• WHAT IS EXPECTED
Can you copy out the data exactly? Leave the images out.

···

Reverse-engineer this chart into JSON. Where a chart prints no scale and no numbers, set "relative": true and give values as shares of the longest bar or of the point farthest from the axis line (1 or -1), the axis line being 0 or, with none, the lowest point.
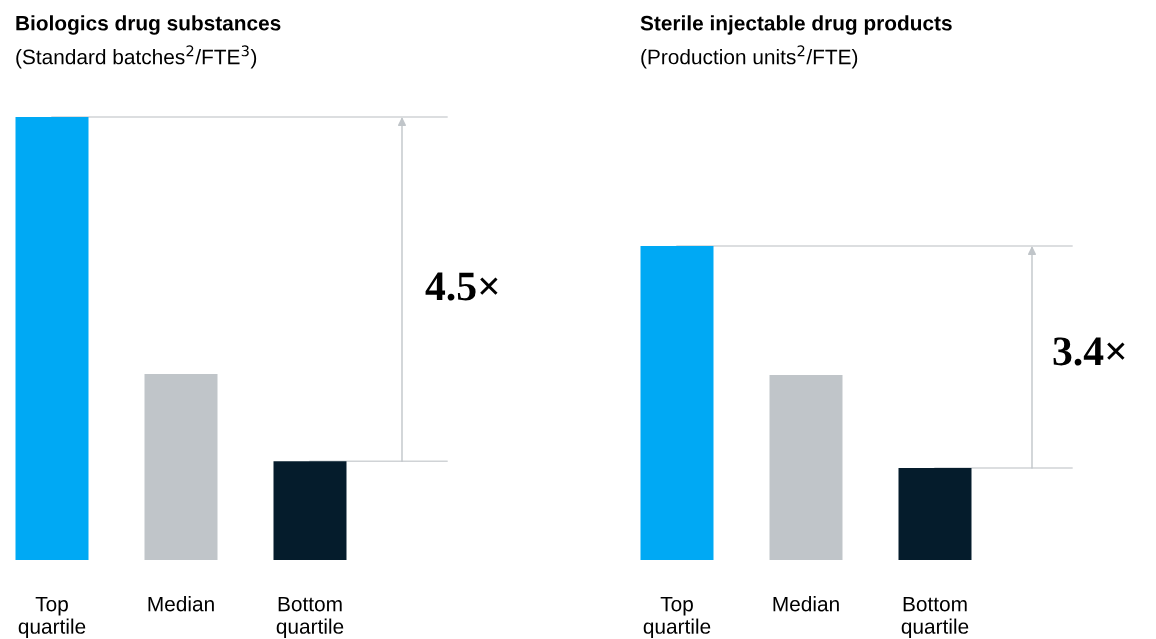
{
  "chart_data": [
    {
      "type": "bar",
      "title": "Biologics drug substances",
      "subtitle": "(Standard batches$^{2}$/FTE$^{3}$)",
      "relative": true,
      "categories": [
        "Top\nquartile",
        "Median",
        "Bottom\nquartile"
      ],
      "values": [
        1,
        0.42,
        0.223
      ],
      "colors": [
        "#00a9f4",
        "#c0c5c9",
        "#051c2c"
      ],
      "annotations": [
        "4.5×"
      ],
      "ref_lines": [
        {
          "axis": "y",
          "value": 1,
          "color": "#d0d3d6"
        },
        {
          "axis": "y",
          "value": 0.223,
          "color": "#d0d3d6"
        }
      ]
    },
    {
      "type": "bar",
      "title": "Sterile injectable drug products",
      "subtitle": "(Production units$^{2}$/FTE)",
      "relative": true,
      "categories": [
        "Top\nquartile",
        "Median",
        "Bottom\nquartile"
      ],
      "values": [
        1,
        0.589,
        0.293
      ],
      "colors": [
        "#00a9f4",
        "#c0c5c9",
        "#051c2c"
      ],
      "annotations": [
        "3.4×"
      ],
      "ref_lines": [
        {
          "axis": "y",
          "value": 1,
          "color": "#d0d3d6"
        },
        {
          "axis": "y",
          "value": 0.293,
          "color": "#d0d3d6"
        }
      ]
    }
  ]
}
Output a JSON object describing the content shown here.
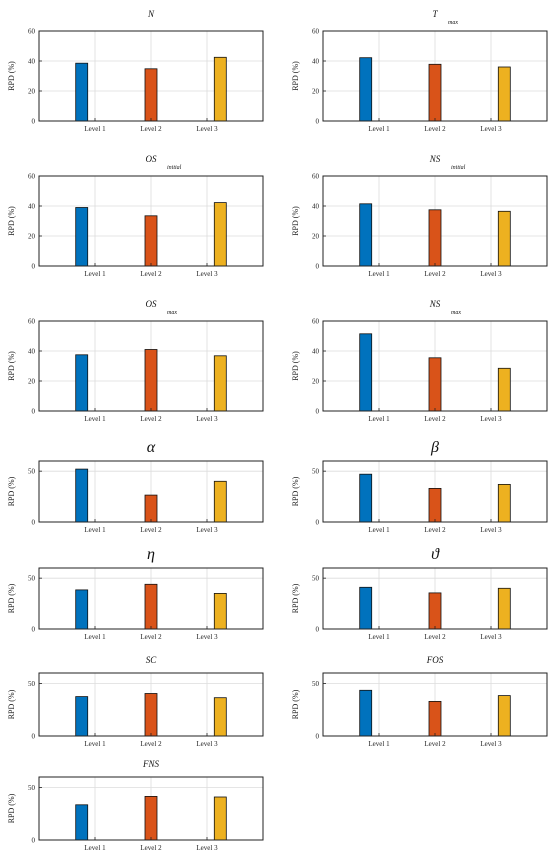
{
  "colors": {
    "Level 1": "#0072BD",
    "Level 2": "#D95319",
    "Level 3": "#EDB120"
  },
  "chart_data": [
    {
      "type": "bar",
      "title": "N",
      "title_sub": "",
      "ylabel": "RPD (%)",
      "categories": [
        "Level 1",
        "Level 2",
        "Level 3"
      ],
      "values": [
        38.5,
        34.8,
        42.5
      ],
      "ylim": [
        0,
        60
      ],
      "yticks": [
        0,
        20,
        40,
        60
      ],
      "grid": true
    },
    {
      "type": "bar",
      "title": "T",
      "title_sub": "max",
      "ylabel": "RPD (%)",
      "categories": [
        "Level 1",
        "Level 2",
        "Level 3"
      ],
      "values": [
        42.2,
        37.8,
        36.0
      ],
      "ylim": [
        0,
        60
      ],
      "yticks": [
        0,
        20,
        40,
        60
      ],
      "grid": true
    },
    {
      "type": "bar",
      "title": "OS",
      "title_sub": "initial",
      "ylabel": "RPD (%)",
      "categories": [
        "Level 1",
        "Level 2",
        "Level 3"
      ],
      "values": [
        39.0,
        33.5,
        42.3
      ],
      "ylim": [
        0,
        60
      ],
      "yticks": [
        0,
        20,
        40,
        60
      ],
      "grid": true
    },
    {
      "type": "bar",
      "title": "NS",
      "title_sub": "initial",
      "ylabel": "RPD (%)",
      "categories": [
        "Level 1",
        "Level 2",
        "Level 3"
      ],
      "values": [
        41.5,
        37.5,
        36.5
      ],
      "ylim": [
        0,
        60
      ],
      "yticks": [
        0,
        20,
        40,
        60
      ],
      "grid": true
    },
    {
      "type": "bar",
      "title": "OS",
      "title_sub": "max",
      "ylabel": "RPD (%)",
      "categories": [
        "Level 1",
        "Level 2",
        "Level 3"
      ],
      "values": [
        37.5,
        41.0,
        36.8
      ],
      "ylim": [
        0,
        60
      ],
      "yticks": [
        0,
        20,
        40,
        60
      ],
      "grid": true
    },
    {
      "type": "bar",
      "title": "NS",
      "title_sub": "max",
      "ylabel": "RPD (%)",
      "categories": [
        "Level 1",
        "Level 2",
        "Level 3"
      ],
      "values": [
        51.5,
        35.5,
        28.5
      ],
      "ylim": [
        0,
        60
      ],
      "yticks": [
        0,
        20,
        40,
        60
      ],
      "grid": true
    },
    {
      "type": "bar",
      "title": "α",
      "title_sub": "",
      "ylabel": "RPD (%)",
      "categories": [
        "Level 1",
        "Level 2",
        "Level 3"
      ],
      "values": [
        52.0,
        26.5,
        40.0
      ],
      "ylim": [
        0,
        60
      ],
      "yticks": [
        0,
        50
      ],
      "grid": true
    },
    {
      "type": "bar",
      "title": "β",
      "title_sub": "",
      "ylabel": "RPD (%)",
      "categories": [
        "Level 1",
        "Level 2",
        "Level 3"
      ],
      "values": [
        47.0,
        33.0,
        37.0
      ],
      "ylim": [
        0,
        60
      ],
      "yticks": [
        0,
        50
      ],
      "grid": true
    },
    {
      "type": "bar",
      "title": "η",
      "title_sub": "",
      "ylabel": "RPD (%)",
      "categories": [
        "Level 1",
        "Level 2",
        "Level 3"
      ],
      "values": [
        38.5,
        44.0,
        35.0
      ],
      "ylim": [
        0,
        60
      ],
      "yticks": [
        0,
        50
      ],
      "grid": true
    },
    {
      "type": "bar",
      "title": "ϑ",
      "title_sub": "",
      "ylabel": "RPD (%)",
      "categories": [
        "Level 1",
        "Level 2",
        "Level 3"
      ],
      "values": [
        41.0,
        35.5,
        40.0
      ],
      "ylim": [
        0,
        60
      ],
      "yticks": [
        0,
        50
      ],
      "grid": true
    },
    {
      "type": "bar",
      "title": "SC",
      "title_sub": "",
      "ylabel": "RPD (%)",
      "categories": [
        "Level 1",
        "Level 2",
        "Level 3"
      ],
      "values": [
        37.5,
        40.5,
        36.5
      ],
      "ylim": [
        0,
        60
      ],
      "yticks": [
        0,
        50
      ],
      "grid": true
    },
    {
      "type": "bar",
      "title": "FOS",
      "title_sub": "",
      "ylabel": "RPD (%)",
      "categories": [
        "Level 1",
        "Level 2",
        "Level 3"
      ],
      "values": [
        43.5,
        33.0,
        38.5
      ],
      "ylim": [
        0,
        60
      ],
      "yticks": [
        0,
        50
      ],
      "grid": true
    },
    {
      "type": "bar",
      "title": "FNS",
      "title_sub": "",
      "ylabel": "RPD (%)",
      "categories": [
        "Level 1",
        "Level 2",
        "Level 3"
      ],
      "values": [
        33.5,
        41.5,
        41.0
      ],
      "ylim": [
        0,
        60
      ],
      "yticks": [
        0,
        50
      ],
      "grid": true
    }
  ]
}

···

• FINAL ANSWER
Reverse-engineer this chart into JSON. Where a chart prints no scale and no numbers, set "relative": true and give values as shares of the longest bar or of the point farthest from the axis line (1 or -1), the axis line being 0 or, with none, the lowest point.
{
  "chart_data": [
    {
      "type": "bar",
      "title": "Biologics drug substances",
      "subtitle": "(Standard batches$^{2}$/FTE$^{3}$)",
      "relative": true,
      "categories": [
        "Top\nquartile",
        "Median",
        "Bottom\nquartile"
      ],
      "values": [
        1,
        0.42,
        0.223
      ],
      "colors": [
        "#00a9f4",
        "#c0c5c9",
        "#051c2c"
      ],
      "annotations": [
        "4.5×"
      ],
      "ref_lines": [
        {
          "axis": "y",
          "value": 1,
          "color": "#d0d3d6"
        },
        {
          "axis": "y",
          "value": 0.223,
          "color": "#d0d3d6"
        }
      ]
    },
    {
      "type": "bar",
      "title": "Sterile injectable drug products",
      "subtitle": "(Production units$^{2}$/FTE)",
      "relative": true,
      "categories": [
        "Top\nquartile",
        "Median",
        "Bottom\nquartile"
      ],
      "values": [
        1,
        0.589,
        0.293
      ],
      "colors": [
        "#00a9f4",
        "#c0c5c9",
        "#051c2c"
      ],
      "annotations": [
        "3.4×"
      ],
      "ref_lines": [
        {
          "axis": "y",
          "value": 1,
          "color": "#d0d3d6"
        },
        {
          "axis": "y",
          "value": 0.293,
          "color": "#d0d3d6"
        }
      ]
    }
  ]
}
Output a JSON object describing the content shown here.
{
  "colors": {
    "Level 1": "#0072BD",
    "Level 2": "#D95319",
    "Level 3": "#EDB120"
  },
  "chart_data": [
    {
      "type": "bar",
      "title": "N",
      "title_sub": "",
      "ylabel": "RPD (%)",
      "categories": [
        "Level 1",
        "Level 2",
        "Level 3"
      ],
      "values": [
        38.5,
        34.8,
        42.5
      ],
      "ylim": [
        0,
        60
      ],
      "yticks": [
        0,
        20,
        40,
        60
      ],
      "grid": true
    },
    {
      "type": "bar",
      "title": "T",
      "title_sub": "max",
      "ylabel": "RPD (%)",
      "categories": [
        "Level 1",
        "Level 2",
        "Level 3"
      ],
      "values": [
        42.2,
        37.8,
        36.0
      ],
      "ylim": [
        0,
        60
      ],
      "yticks": [
        0,
        20,
        40,
        60
      ],
      "grid": true
    },
    {
      "type": "bar",
      "title": "OS",
      "title_sub": "initial",
      "ylabel": "RPD (%)",
      "categories": [
        "Level 1",
        "Level 2",
        "Level 3"
      ],
      "values": [
        39.0,
        33.5,
        42.3
      ],
      "ylim": [
        0,
        60
      ],
      "yticks": [
        0,
        20,
        40,
        60
      ],
      "grid": true
    },
    {
      "type": "bar",
      "title": "NS",
      "title_sub": "initial",
      "ylabel": "RPD (%)",
      "categories": [
        "Level 1",
        "Level 2",
        "Level 3"
      ],
      "values": [
        41.5,
        37.5,
        36.5
      ],
      "ylim": [
        0,
        60
      ],
      "yticks": [
        0,
        20,
        40,
        60
      ],
      "grid": true
    },
    {
      "type": "bar",
      "title": "OS",
      "title_sub": "max",
      "ylabel": "RPD (%)",
      "categories": [
        "Level 1",
        "Level 2",
        "Level 3"
      ],
      "values": [
        37.5,
        41.0,
        36.8
      ],
      "ylim": [
        0,
        60
      ],
      "yticks": [
        0,
        20,
        40,
        60
      ],
      "grid": true
    },
    {
      "type": "bar",
      "title": "NS",
      "title_sub": "max",
      "ylabel": "RPD (%)",
      "categories": [
        "Level 1",
        "Level 2",
        "Level 3"
      ],
      "values": [
        51.5,
        35.5,
        28.5
      ],
      "ylim": [
        0,
        60
      ],
      "yticks": [
        0,
        20,
        40,
        60
      ],
      "grid": true
    },
    {
      "type": "bar",
      "title": "α",
      "title_sub": "",
      "ylabel": "RPD (%)",
      "categories": [
        "Level 1",
        "Level 2",
        "Level 3"
      ],
      "values": [
        52.0,
        26.5,
        40.0
      ],
      "ylim": [
        0,
        60
      ],
      "yticks": [
        0,
        50
      ],
      "grid": true
    },
    {
      "type": "bar",
      "title": "β",
      "title_sub": "",
      "ylabel": "RPD (%)",
      "categories": [
        "Level 1",
        "Level 2",
        "Level 3"
      ],
      "values": [
        47.0,
        33.0,
        37.0
      ],
      "ylim": [
        0,
        60
      ],
      "yticks": [
        0,
        50
      ],
      "grid": true
    },
    {
      "type": "bar",
      "title": "η",
      "title_sub": "",
      "ylabel": "RPD (%)",
      "categories": [
        "Level 1",
        "Level 2",
        "Level 3"
      ],
      "values": [
        38.5,
        44.0,
        35.0
      ],
      "ylim": [
        0,
        60
      ],
      "yticks": [
        0,
        50
      ],
      "grid": true
    },
    {
      "type": "bar",
      "title": "ϑ",
      "title_sub": "",
      "ylabel": "RPD (%)",
      "categories": [
        "Level 1",
        "Level 2",
        "Level 3"
      ],
      "values": [
        41.0,
        35.5,
        40.0
      ],
      "ylim": [
        0,
        60
      ],
      "yticks": [
        0,
        50
      ],
      "grid": true
    },
    {
      "type": "bar",
      "title": "SC",
      "title_sub": "",
      "ylabel": "RPD (%)",
      "categories": [
        "Level 1",
        "Level 2",
        "Level 3"
      ],
      "values": [
        37.5,
        40.5,
        36.5
      ],
      "ylim": [
        0,
        60
      ],
      "yticks": [
        0,
        50
      ],
      "grid": true
    },
    {
      "type": "bar",
      "title": "FOS",
      "title_sub": "",
      "ylabel": "RPD (%)",
      "categories": [
        "Level 1",
        "Level 2",
        "Level 3"
      ],
      "values": [
        43.5,
        33.0,
        38.5
      ],
      "ylim": [
        0,
        60
      ],
      "yticks": [
        0,
        50
      ],
      "grid": true
    },
    {
      "type": "bar",
      "title": "FNS",
      "title_sub": "",
      "ylabel": "RPD (%)",
      "categories": [
        "Level 1",
        "Level 2",
        "Level 3"
      ],
      "values": [
        33.5,
        41.5,
        41.0
      ],
      "ylim": [
        0,
        60
      ],
      "yticks": [
        0,
        50
      ],
      "grid": true
    }
  ]
}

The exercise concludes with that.